### PROBLEM TO SOLVE
Can you repeat every row below word for word, without changing or leaving out anything?

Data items
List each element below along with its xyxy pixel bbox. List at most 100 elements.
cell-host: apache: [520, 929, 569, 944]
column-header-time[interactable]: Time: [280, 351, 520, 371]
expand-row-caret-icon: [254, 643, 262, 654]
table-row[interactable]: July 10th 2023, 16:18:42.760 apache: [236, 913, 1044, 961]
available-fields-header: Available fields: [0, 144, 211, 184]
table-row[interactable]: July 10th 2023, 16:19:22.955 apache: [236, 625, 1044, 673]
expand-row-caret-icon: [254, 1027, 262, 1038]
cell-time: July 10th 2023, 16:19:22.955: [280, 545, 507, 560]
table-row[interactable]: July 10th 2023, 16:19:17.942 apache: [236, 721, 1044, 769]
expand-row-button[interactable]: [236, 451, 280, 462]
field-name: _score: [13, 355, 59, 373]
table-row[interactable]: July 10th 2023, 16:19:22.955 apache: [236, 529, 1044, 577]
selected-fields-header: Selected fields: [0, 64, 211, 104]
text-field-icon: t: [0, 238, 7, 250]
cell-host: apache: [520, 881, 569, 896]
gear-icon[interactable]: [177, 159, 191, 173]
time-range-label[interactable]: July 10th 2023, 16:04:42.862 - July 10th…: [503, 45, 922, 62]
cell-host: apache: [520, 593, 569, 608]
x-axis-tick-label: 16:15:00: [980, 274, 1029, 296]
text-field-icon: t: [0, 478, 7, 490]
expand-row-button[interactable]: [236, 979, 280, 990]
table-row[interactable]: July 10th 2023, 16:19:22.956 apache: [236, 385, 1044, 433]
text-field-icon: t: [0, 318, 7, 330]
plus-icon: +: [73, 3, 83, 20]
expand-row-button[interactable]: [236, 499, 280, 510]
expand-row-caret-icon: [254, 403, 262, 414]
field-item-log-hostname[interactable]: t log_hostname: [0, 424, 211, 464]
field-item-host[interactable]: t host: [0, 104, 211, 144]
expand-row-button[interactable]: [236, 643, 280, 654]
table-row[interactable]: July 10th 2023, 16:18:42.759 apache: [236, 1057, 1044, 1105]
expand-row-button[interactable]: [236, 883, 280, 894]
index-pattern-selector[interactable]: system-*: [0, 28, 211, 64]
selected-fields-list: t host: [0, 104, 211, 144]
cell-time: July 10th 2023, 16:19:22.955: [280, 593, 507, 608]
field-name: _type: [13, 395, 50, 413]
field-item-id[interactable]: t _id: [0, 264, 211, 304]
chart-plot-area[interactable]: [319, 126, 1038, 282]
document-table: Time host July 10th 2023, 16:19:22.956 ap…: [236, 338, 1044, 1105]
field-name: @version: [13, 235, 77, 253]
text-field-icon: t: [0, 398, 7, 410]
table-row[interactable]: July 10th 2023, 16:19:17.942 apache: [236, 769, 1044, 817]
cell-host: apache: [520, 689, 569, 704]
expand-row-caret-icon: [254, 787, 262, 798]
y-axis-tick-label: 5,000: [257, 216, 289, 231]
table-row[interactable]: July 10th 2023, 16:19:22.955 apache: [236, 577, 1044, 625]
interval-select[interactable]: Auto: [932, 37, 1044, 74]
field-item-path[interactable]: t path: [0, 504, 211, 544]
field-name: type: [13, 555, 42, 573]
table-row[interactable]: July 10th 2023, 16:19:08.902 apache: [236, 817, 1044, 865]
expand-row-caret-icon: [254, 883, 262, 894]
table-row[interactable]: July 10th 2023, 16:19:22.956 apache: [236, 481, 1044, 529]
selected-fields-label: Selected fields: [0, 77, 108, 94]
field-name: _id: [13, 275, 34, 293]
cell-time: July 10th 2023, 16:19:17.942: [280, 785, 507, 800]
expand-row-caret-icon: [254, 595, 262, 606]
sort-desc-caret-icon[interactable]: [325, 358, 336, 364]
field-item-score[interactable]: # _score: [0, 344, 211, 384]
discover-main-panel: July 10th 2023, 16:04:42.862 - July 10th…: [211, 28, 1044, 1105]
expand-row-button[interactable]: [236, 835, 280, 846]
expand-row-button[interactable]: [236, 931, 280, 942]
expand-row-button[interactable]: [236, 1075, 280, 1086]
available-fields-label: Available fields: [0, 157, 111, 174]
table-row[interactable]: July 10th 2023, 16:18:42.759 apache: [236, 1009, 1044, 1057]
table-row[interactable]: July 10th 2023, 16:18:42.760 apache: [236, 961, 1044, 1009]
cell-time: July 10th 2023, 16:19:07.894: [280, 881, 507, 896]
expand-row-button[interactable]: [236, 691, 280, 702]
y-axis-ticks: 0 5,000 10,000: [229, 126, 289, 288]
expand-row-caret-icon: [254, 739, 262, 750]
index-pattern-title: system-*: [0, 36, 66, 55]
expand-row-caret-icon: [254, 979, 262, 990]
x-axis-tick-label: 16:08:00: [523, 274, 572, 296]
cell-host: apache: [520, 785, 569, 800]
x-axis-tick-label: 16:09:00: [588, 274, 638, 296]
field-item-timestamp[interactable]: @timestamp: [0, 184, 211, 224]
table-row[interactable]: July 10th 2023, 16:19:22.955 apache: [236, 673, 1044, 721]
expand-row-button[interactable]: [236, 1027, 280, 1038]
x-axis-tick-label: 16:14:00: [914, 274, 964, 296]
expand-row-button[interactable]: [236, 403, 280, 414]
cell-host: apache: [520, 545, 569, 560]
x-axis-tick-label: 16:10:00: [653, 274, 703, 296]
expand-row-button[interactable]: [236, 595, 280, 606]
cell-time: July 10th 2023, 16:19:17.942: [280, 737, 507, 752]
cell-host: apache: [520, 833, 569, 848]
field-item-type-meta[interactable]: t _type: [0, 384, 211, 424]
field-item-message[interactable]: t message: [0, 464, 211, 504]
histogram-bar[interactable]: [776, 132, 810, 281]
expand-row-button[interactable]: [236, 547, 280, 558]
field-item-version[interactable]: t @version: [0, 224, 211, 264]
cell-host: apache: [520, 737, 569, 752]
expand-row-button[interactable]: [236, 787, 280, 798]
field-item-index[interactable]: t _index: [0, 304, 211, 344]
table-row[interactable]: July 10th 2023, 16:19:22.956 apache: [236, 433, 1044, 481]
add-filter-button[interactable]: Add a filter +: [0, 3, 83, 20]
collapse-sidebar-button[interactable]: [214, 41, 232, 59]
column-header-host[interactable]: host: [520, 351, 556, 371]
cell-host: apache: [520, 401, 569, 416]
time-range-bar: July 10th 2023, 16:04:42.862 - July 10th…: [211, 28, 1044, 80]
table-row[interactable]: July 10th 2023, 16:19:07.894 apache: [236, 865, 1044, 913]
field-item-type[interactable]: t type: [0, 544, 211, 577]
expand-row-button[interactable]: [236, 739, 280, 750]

### TASK RESULT
List each element below along with its xyxy pixel bbox. List at most 100 elements.
cell-host: apache: [520, 929, 569, 944]
column-header-time[interactable]: Time: [280, 351, 520, 371]
expand-row-caret-icon: [254, 643, 262, 654]
table-row[interactable]: July 10th 2023, 16:18:42.760 apache: [236, 913, 1044, 961]
available-fields-header: Available fields: [0, 144, 211, 184]
table-row[interactable]: July 10th 2023, 16:19:22.955 apache: [236, 625, 1044, 673]
expand-row-caret-icon: [254, 1027, 262, 1038]
cell-time: July 10th 2023, 16:19:22.955: [280, 545, 507, 560]
table-row[interactable]: July 10th 2023, 16:19:17.942 apache: [236, 721, 1044, 769]
expand-row-button[interactable]: [236, 451, 280, 462]
field-name: _score: [13, 355, 59, 373]
table-row[interactable]: July 10th 2023, 16:19:22.955 apache: [236, 529, 1044, 577]
selected-fields-header: Selected fields: [0, 64, 211, 104]
text-field-icon: t: [0, 238, 7, 250]
cell-host: apache: [520, 881, 569, 896]
gear-icon[interactable]: [177, 159, 191, 173]
time-range-label[interactable]: July 10th 2023, 16:04:42.862 - July 10th…: [503, 45, 922, 62]
cell-host: apache: [520, 593, 569, 608]
x-axis-tick-label: 16:15:00: [980, 274, 1029, 296]
text-field-icon: t: [0, 478, 7, 490]
expand-row-button[interactable]: [236, 979, 280, 990]
table-row[interactable]: July 10th 2023, 16:19:22.956 apache: [236, 385, 1044, 433]
text-field-icon: t: [0, 318, 7, 330]
plus-icon: +: [73, 3, 83, 20]
expand-row-button[interactable]: [236, 499, 280, 510]
expand-row-caret-icon: [254, 403, 262, 414]
field-item-log-hostname[interactable]: t log_hostname: [0, 424, 211, 464]
field-item-host[interactable]: t host: [0, 104, 211, 144]
expand-row-button[interactable]: [236, 643, 280, 654]
table-row[interactable]: July 10th 2023, 16:18:42.759 apache: [236, 1057, 1044, 1105]
expand-row-button[interactable]: [236, 883, 280, 894]
index-pattern-selector[interactable]: system-*: [0, 28, 211, 64]
selected-fields-list: t host: [0, 104, 211, 144]
cell-time: July 10th 2023, 16:19:22.955: [280, 593, 507, 608]
field-name: _type: [13, 395, 50, 413]
field-item-id[interactable]: t _id: [0, 264, 211, 304]
chart-plot-area[interactable]: [319, 126, 1038, 282]
document-table: Time host July 10th 2023, 16:19:22.956 ap…: [236, 338, 1044, 1105]
field-name: @version: [13, 235, 77, 253]
text-field-icon: t: [0, 398, 7, 410]
table-row[interactable]: July 10th 2023, 16:19:17.942 apache: [236, 769, 1044, 817]
cell-host: apache: [520, 689, 569, 704]
expand-row-caret-icon: [254, 787, 262, 798]
y-axis-tick-label: 5,000: [257, 216, 289, 231]
table-row[interactable]: July 10th 2023, 16:19:22.955 apache: [236, 577, 1044, 625]
interval-select[interactable]: Auto: [932, 37, 1044, 74]
field-item-path[interactable]: t path: [0, 504, 211, 544]
field-name: type: [13, 555, 42, 573]
table-row[interactable]: July 10th 2023, 16:19:08.902 apache: [236, 817, 1044, 865]
expand-row-caret-icon: [254, 883, 262, 894]
table-row[interactable]: July 10th 2023, 16:19:22.956 apache: [236, 481, 1044, 529]
selected-fields-label: Selected fields: [0, 77, 108, 94]
field-name: _id: [13, 275, 34, 293]
cell-time: July 10th 2023, 16:19:17.942: [280, 785, 507, 800]
expand-row-caret-icon: [254, 595, 262, 606]
sort-desc-caret-icon[interactable]: [325, 358, 336, 364]
field-item-score[interactable]: # _score: [0, 344, 211, 384]
discover-main-panel: July 10th 2023, 16:04:42.862 - July 10th…: [211, 28, 1044, 1105]
expand-row-button[interactable]: [236, 835, 280, 846]
expand-row-button[interactable]: [236, 931, 280, 942]
expand-row-button[interactable]: [236, 1075, 280, 1086]
available-fields-label: Available fields: [0, 157, 111, 174]
table-row[interactable]: July 10th 2023, 16:18:42.759 apache: [236, 1009, 1044, 1057]
table-row[interactable]: July 10th 2023, 16:18:42.760 apache: [236, 961, 1044, 1009]
cell-time: July 10th 2023, 16:19:07.894: [280, 881, 507, 896]
expand-row-button[interactable]: [236, 691, 280, 702]
y-axis-ticks: 0 5,000 10,000: [229, 126, 289, 288]
expand-row-caret-icon: [254, 739, 262, 750]
index-pattern-title: system-*: [0, 36, 66, 55]
expand-row-caret-icon: [254, 979, 262, 990]
x-axis-tick-label: 16:08:00: [523, 274, 572, 296]
cell-host: apache: [520, 785, 569, 800]
x-axis-tick-label: 16:09:00: [588, 274, 638, 296]
field-item-timestamp[interactable]: @timestamp: [0, 184, 211, 224]
table-row[interactable]: July 10th 2023, 16:19:22.955 apache: [236, 673, 1044, 721]
expand-row-button[interactable]: [236, 1027, 280, 1038]
x-axis-tick-label: 16:14:00: [914, 274, 964, 296]
expand-row-button[interactable]: [236, 403, 280, 414]
cell-host: apache: [520, 545, 569, 560]
x-axis-tick-label: 16:10:00: [653, 274, 703, 296]
expand-row-button[interactable]: [236, 595, 280, 606]
cell-time: July 10th 2023, 16:19:17.942: [280, 737, 507, 752]
cell-host: apache: [520, 833, 569, 848]
field-item-type-meta[interactable]: t _type: [0, 384, 211, 424]
field-item-message[interactable]: t message: [0, 464, 211, 504]
histogram-bar[interactable]: [776, 132, 810, 281]
expand-row-button[interactable]: [236, 547, 280, 558]
field-item-version[interactable]: t @version: [0, 224, 211, 264]
cell-host: apache: [520, 737, 569, 752]
expand-row-button[interactable]: [236, 787, 280, 798]
field-item-index[interactable]: t _index: [0, 304, 211, 344]
table-row[interactable]: July 10th 2023, 16:19:22.956 apache: [236, 433, 1044, 481]
add-filter-button[interactable]: Add a filter +: [0, 3, 83, 20]
collapse-sidebar-button[interactable]: [214, 41, 232, 59]
column-header-host[interactable]: host: [520, 351, 556, 371]
cell-host: apache: [520, 401, 569, 416]
time-range-bar: July 10th 2023, 16:04:42.862 - July 10th…: [211, 28, 1044, 80]
table-row[interactable]: July 10th 2023, 16:19:07.894 apache: [236, 865, 1044, 913]
field-item-type[interactable]: t type: [0, 544, 211, 577]
expand-row-button[interactable]: [236, 739, 280, 750]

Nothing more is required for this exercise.